Written request: An exact reproduction of the records is required, with all images left out.
START
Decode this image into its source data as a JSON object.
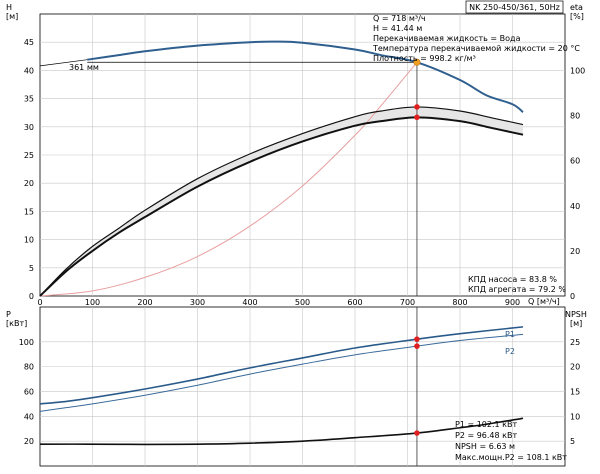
{
  "pump_model": "NK 250-450/361, 50Hz",
  "info": {
    "lines": [
      "Q = 718 м³/ч",
      "H = 41.44 м",
      "Перекачиваемая жидкость = Вода",
      "Температура перекачиваемой жидкости = 20 °C",
      "Плотность = 998.2 кг/м³"
    ]
  },
  "efficiency_info": {
    "lines": [
      "КПД насоса = 83.8 %",
      "КПД агрегата = 79.2 %"
    ]
  },
  "power_info": {
    "lines": [
      "P1 = 102.1 кВт",
      "P2 = 96.48 кВт",
      "NPSH = 6.63 м",
      "Макс.мощн.P2 = 108.1 кВт"
    ]
  },
  "colors": {
    "head": "#2f5f8f",
    "efficiency": "#111111",
    "system": "#e8a0a0",
    "p1": "#2a5a8a",
    "p2": "#3a6a9a",
    "npsh": "#111111",
    "duty_marker": "#e02020",
    "duty_top_marker": "#f0a020",
    "grid": "#c8c8c8"
  },
  "chart_data": [
    {
      "type": "line",
      "panel": "upper",
      "x_range": [
        0,
        1000
      ],
      "x_ticks": [
        0,
        100,
        200,
        300,
        400,
        500,
        600,
        700,
        800,
        900
      ],
      "xlabel": "Q [м³/ч]",
      "left_axis": {
        "unit": "H",
        "unit_sub": "[м]",
        "range": [
          0,
          50
        ],
        "ticks": [
          0,
          5,
          10,
          15,
          20,
          25,
          30,
          35,
          40,
          45
        ]
      },
      "right_axis": {
        "unit": "eta",
        "unit_sub": "[%]",
        "range": [
          0,
          125
        ],
        "ticks": [
          0,
          20,
          40,
          60,
          80,
          100
        ]
      },
      "impeller_label": "361 мм",
      "duty_point": {
        "q": 718,
        "h": 41.44,
        "eta_pump": 83.8,
        "eta_unit": 79.2
      },
      "series": [
        {
          "name": "head",
          "axis": "left",
          "points": [
            [
              90,
              41.9
            ],
            [
              150,
              42.7
            ],
            [
              200,
              43.4
            ],
            [
              300,
              44.4
            ],
            [
              400,
              45.0
            ],
            [
              450,
              45.1
            ],
            [
              500,
              44.9
            ],
            [
              600,
              43.7
            ],
            [
              650,
              42.7
            ],
            [
              718,
              41.44
            ],
            [
              800,
              38.3
            ],
            [
              850,
              35.6
            ],
            [
              900,
              34.0
            ],
            [
              920,
              32.6
            ]
          ]
        },
        {
          "name": "eta_pump",
          "axis": "right",
          "points": [
            [
              0,
              0
            ],
            [
              50,
              12
            ],
            [
              100,
              22
            ],
            [
              150,
              30
            ],
            [
              200,
              38
            ],
            [
              300,
              52
            ],
            [
              400,
              63
            ],
            [
              500,
              72
            ],
            [
              600,
              79.5
            ],
            [
              650,
              82
            ],
            [
              718,
              83.8
            ],
            [
              800,
              82
            ],
            [
              860,
              79
            ],
            [
              920,
              76
            ]
          ]
        },
        {
          "name": "eta_unit",
          "axis": "right",
          "points": [
            [
              0,
              0
            ],
            [
              50,
              11
            ],
            [
              100,
              20
            ],
            [
              150,
              28
            ],
            [
              200,
              35
            ],
            [
              300,
              48.5
            ],
            [
              400,
              59.5
            ],
            [
              500,
              68.5
            ],
            [
              600,
              75.5
            ],
            [
              650,
              77.5
            ],
            [
              718,
              79.2
            ],
            [
              800,
              77.5
            ],
            [
              860,
              74.5
            ],
            [
              920,
              71.5
            ]
          ]
        },
        {
          "name": "system",
          "axis": "left",
          "points": [
            [
              0,
              0
            ],
            [
              100,
              0.9
            ],
            [
              200,
              3.3
            ],
            [
              300,
              7.0
            ],
            [
              400,
              12.4
            ],
            [
              500,
              19.5
            ],
            [
              600,
              28.5
            ],
            [
              650,
              33.8
            ],
            [
              718,
              41.44
            ]
          ]
        }
      ]
    },
    {
      "type": "line",
      "panel": "lower",
      "x_range": [
        0,
        1000
      ],
      "left_axis": {
        "unit": "P",
        "unit_sub": "[кВт]",
        "range": [
          0,
          128
        ],
        "ticks": [
          20,
          40,
          60,
          80,
          100
        ]
      },
      "right_axis": {
        "unit": "NPSH",
        "unit_sub": "[м]",
        "range": [
          0,
          32
        ],
        "ticks": [
          5,
          10,
          15,
          20,
          25
        ]
      },
      "duty_point": {
        "q": 718,
        "p1": 102.1,
        "p2": 96.48,
        "npsh": 6.63
      },
      "series": [
        {
          "name": "P1",
          "axis": "left",
          "points": [
            [
              0,
              50
            ],
            [
              50,
              52
            ],
            [
              100,
              55
            ],
            [
              200,
              62
            ],
            [
              300,
              70
            ],
            [
              400,
              79
            ],
            [
              500,
              87
            ],
            [
              600,
              95
            ],
            [
              718,
              102.1
            ],
            [
              800,
              106.5
            ],
            [
              920,
              112
            ]
          ]
        },
        {
          "name": "P2",
          "axis": "left",
          "points": [
            [
              0,
              44
            ],
            [
              50,
              47
            ],
            [
              100,
              50
            ],
            [
              200,
              57
            ],
            [
              300,
              65
            ],
            [
              400,
              74
            ],
            [
              500,
              82
            ],
            [
              600,
              89.5
            ],
            [
              718,
              96.48
            ],
            [
              800,
              101
            ],
            [
              920,
              106
            ]
          ]
        },
        {
          "name": "NPSH",
          "axis": "right",
          "points": [
            [
              0,
              4.4
            ],
            [
              90,
              4.4
            ],
            [
              200,
              4.35
            ],
            [
              300,
              4.4
            ],
            [
              400,
              4.6
            ],
            [
              500,
              5.0
            ],
            [
              600,
              5.7
            ],
            [
              718,
              6.63
            ],
            [
              800,
              7.7
            ],
            [
              850,
              8.4
            ],
            [
              920,
              9.6
            ]
          ]
        }
      ]
    }
  ]
}
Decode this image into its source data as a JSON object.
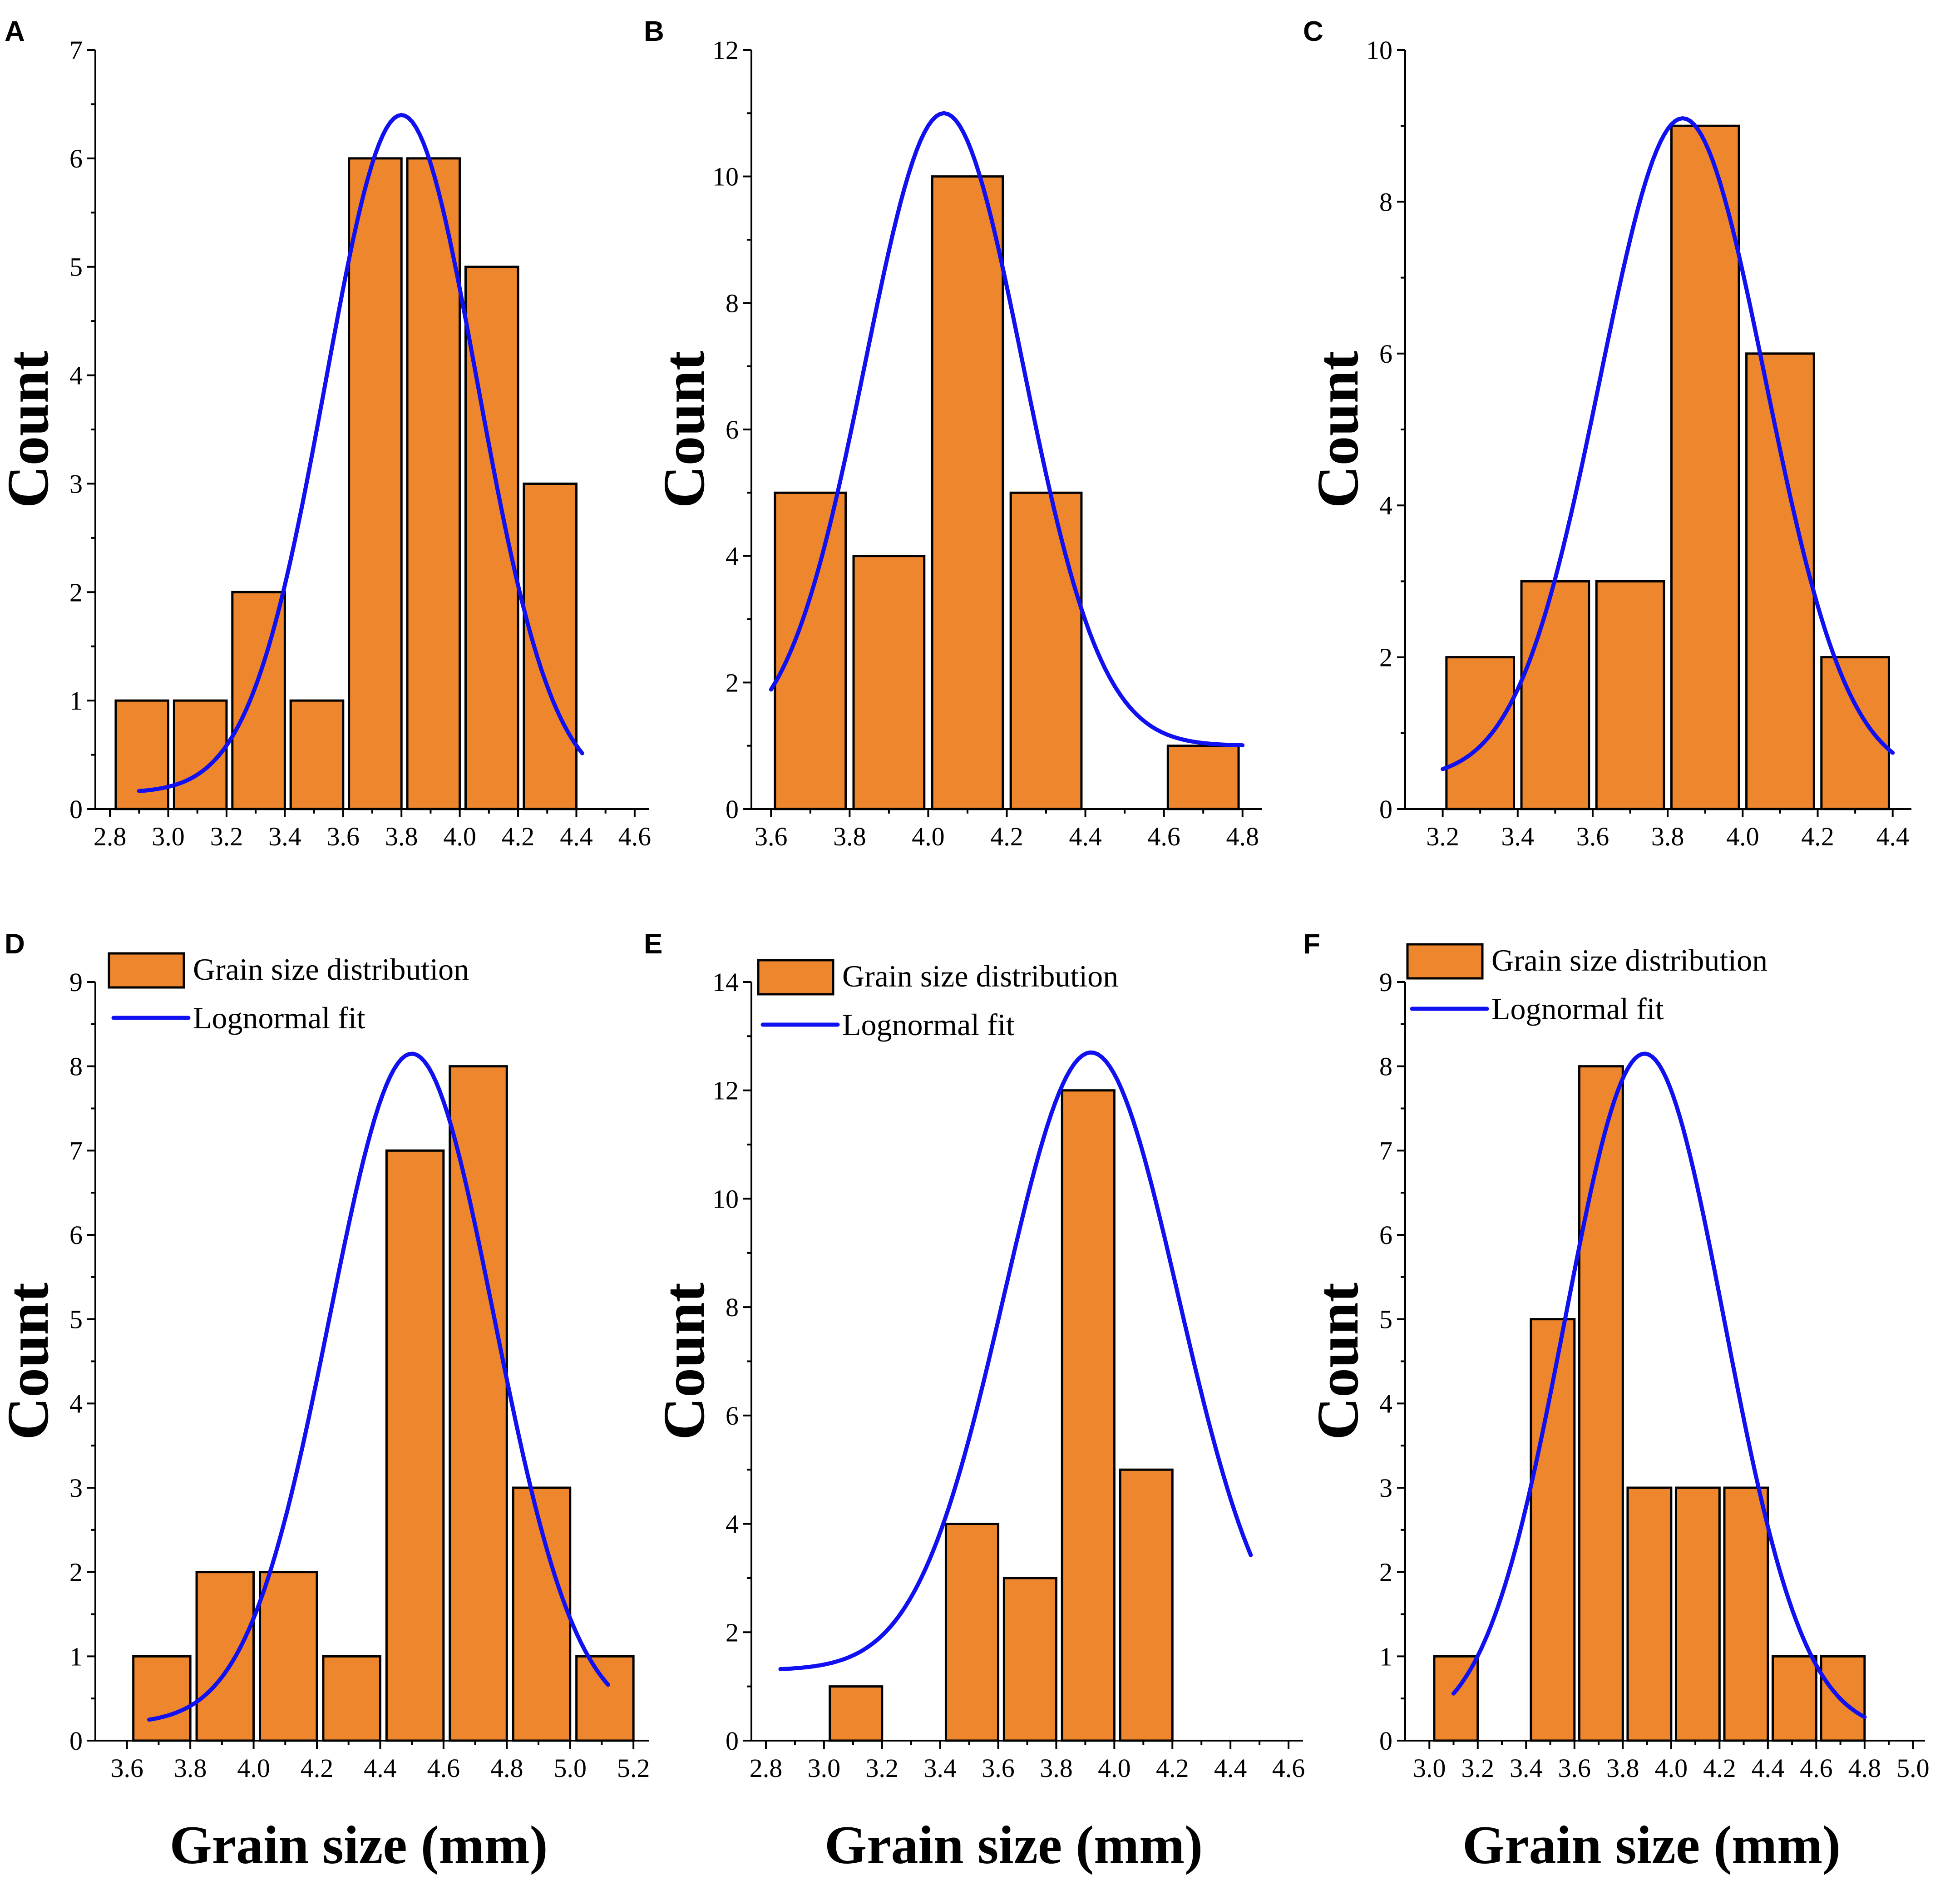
END
Result for this exercise:
Decode this image into its source data as a JSON object.
{
  "pump_model": "NK 250-450/361, 50Hz",
  "info": {
    "lines": [
      "Q = 718 м³/ч",
      "H = 41.44 м",
      "Перекачиваемая жидкость = Вода",
      "Температура перекачиваемой жидкости = 20 °C",
      "Плотность = 998.2 кг/м³"
    ]
  },
  "efficiency_info": {
    "lines": [
      "КПД насоса = 83.8 %",
      "КПД агрегата = 79.2 %"
    ]
  },
  "power_info": {
    "lines": [
      "P1 = 102.1 кВт",
      "P2 = 96.48 кВт",
      "NPSH = 6.63 м",
      "Макс.мощн.P2 = 108.1 кВт"
    ]
  },
  "colors": {
    "head": "#2f5f8f",
    "efficiency": "#111111",
    "system": "#e8a0a0",
    "p1": "#2a5a8a",
    "p2": "#3a6a9a",
    "npsh": "#111111",
    "duty_marker": "#e02020",
    "duty_top_marker": "#f0a020",
    "grid": "#c8c8c8"
  },
  "chart_data": [
    {
      "type": "line",
      "panel": "upper",
      "x_range": [
        0,
        1000
      ],
      "x_ticks": [
        0,
        100,
        200,
        300,
        400,
        500,
        600,
        700,
        800,
        900
      ],
      "xlabel": "Q [м³/ч]",
      "left_axis": {
        "unit": "H",
        "unit_sub": "[м]",
        "range": [
          0,
          50
        ],
        "ticks": [
          0,
          5,
          10,
          15,
          20,
          25,
          30,
          35,
          40,
          45
        ]
      },
      "right_axis": {
        "unit": "eta",
        "unit_sub": "[%]",
        "range": [
          0,
          125
        ],
        "ticks": [
          0,
          20,
          40,
          60,
          80,
          100
        ]
      },
      "impeller_label": "361 мм",
      "duty_point": {
        "q": 718,
        "h": 41.44,
        "eta_pump": 83.8,
        "eta_unit": 79.2
      },
      "series": [
        {
          "name": "head",
          "axis": "left",
          "points": [
            [
              90,
              41.9
            ],
            [
              150,
              42.7
            ],
            [
              200,
              43.4
            ],
            [
              300,
              44.4
            ],
            [
              400,
              45.0
            ],
            [
              450,
              45.1
            ],
            [
              500,
              44.9
            ],
            [
              600,
              43.7
            ],
            [
              650,
              42.7
            ],
            [
              718,
              41.44
            ],
            [
              800,
              38.3
            ],
            [
              850,
              35.6
            ],
            [
              900,
              34.0
            ],
            [
              920,
              32.6
            ]
          ]
        },
        {
          "name": "eta_pump",
          "axis": "right",
          "points": [
            [
              0,
              0
            ],
            [
              50,
              12
            ],
            [
              100,
              22
            ],
            [
              150,
              30
            ],
            [
              200,
              38
            ],
            [
              300,
              52
            ],
            [
              400,
              63
            ],
            [
              500,
              72
            ],
            [
              600,
              79.5
            ],
            [
              650,
              82
            ],
            [
              718,
              83.8
            ],
            [
              800,
              82
            ],
            [
              860,
              79
            ],
            [
              920,
              76
            ]
          ]
        },
        {
          "name": "eta_unit",
          "axis": "right",
          "points": [
            [
              0,
              0
            ],
            [
              50,
              11
            ],
            [
              100,
              20
            ],
            [
              150,
              28
            ],
            [
              200,
              35
            ],
            [
              300,
              48.5
            ],
            [
              400,
              59.5
            ],
            [
              500,
              68.5
            ],
            [
              600,
              75.5
            ],
            [
              650,
              77.5
            ],
            [
              718,
              79.2
            ],
            [
              800,
              77.5
            ],
            [
              860,
              74.5
            ],
            [
              920,
              71.5
            ]
          ]
        },
        {
          "name": "system",
          "axis": "left",
          "points": [
            [
              0,
              0
            ],
            [
              100,
              0.9
            ],
            [
              200,
              3.3
            ],
            [
              300,
              7.0
            ],
            [
              400,
              12.4
            ],
            [
              500,
              19.5
            ],
            [
              600,
              28.5
            ],
            [
              650,
              33.8
            ],
            [
              718,
              41.44
            ]
          ]
        }
      ]
    },
    {
      "type": "line",
      "panel": "lower",
      "x_range": [
        0,
        1000
      ],
      "left_axis": {
        "unit": "P",
        "unit_sub": "[кВт]",
        "range": [
          0,
          128
        ],
        "ticks": [
          20,
          40,
          60,
          80,
          100
        ]
      },
      "right_axis": {
        "unit": "NPSH",
        "unit_sub": "[м]",
        "range": [
          0,
          32
        ],
        "ticks": [
          5,
          10,
          15,
          20,
          25
        ]
      },
      "duty_point": {
        "q": 718,
        "p1": 102.1,
        "p2": 96.48,
        "npsh": 6.63
      },
      "series": [
        {
          "name": "P1",
          "axis": "left",
          "points": [
            [
              0,
              50
            ],
            [
              50,
              52
            ],
            [
              100,
              55
            ],
            [
              200,
              62
            ],
            [
              300,
              70
            ],
            [
              400,
              79
            ],
            [
              500,
              87
            ],
            [
              600,
              95
            ],
            [
              718,
              102.1
            ],
            [
              800,
              106.5
            ],
            [
              920,
              112
            ]
          ]
        },
        {
          "name": "P2",
          "axis": "left",
          "points": [
            [
              0,
              44
            ],
            [
              50,
              47
            ],
            [
              100,
              50
            ],
            [
              200,
              57
            ],
            [
              300,
              65
            ],
            [
              400,
              74
            ],
            [
              500,
              82
            ],
            [
              600,
              89.5
            ],
            [
              718,
              96.48
            ],
            [
              800,
              101
            ],
            [
              920,
              106
            ]
          ]
        },
        {
          "name": "NPSH",
          "axis": "right",
          "points": [
            [
              0,
              4.4
            ],
            [
              90,
              4.4
            ],
            [
              200,
              4.35
            ],
            [
              300,
              4.4
            ],
            [
              400,
              4.6
            ],
            [
              500,
              5.0
            ],
            [
              600,
              5.7
            ],
            [
              718,
              6.63
            ],
            [
              800,
              7.7
            ],
            [
              850,
              8.4
            ],
            [
              920,
              9.6
            ]
          ]
        }
      ]
    }
  ]
}
Decode this image into its source data as a JSON object.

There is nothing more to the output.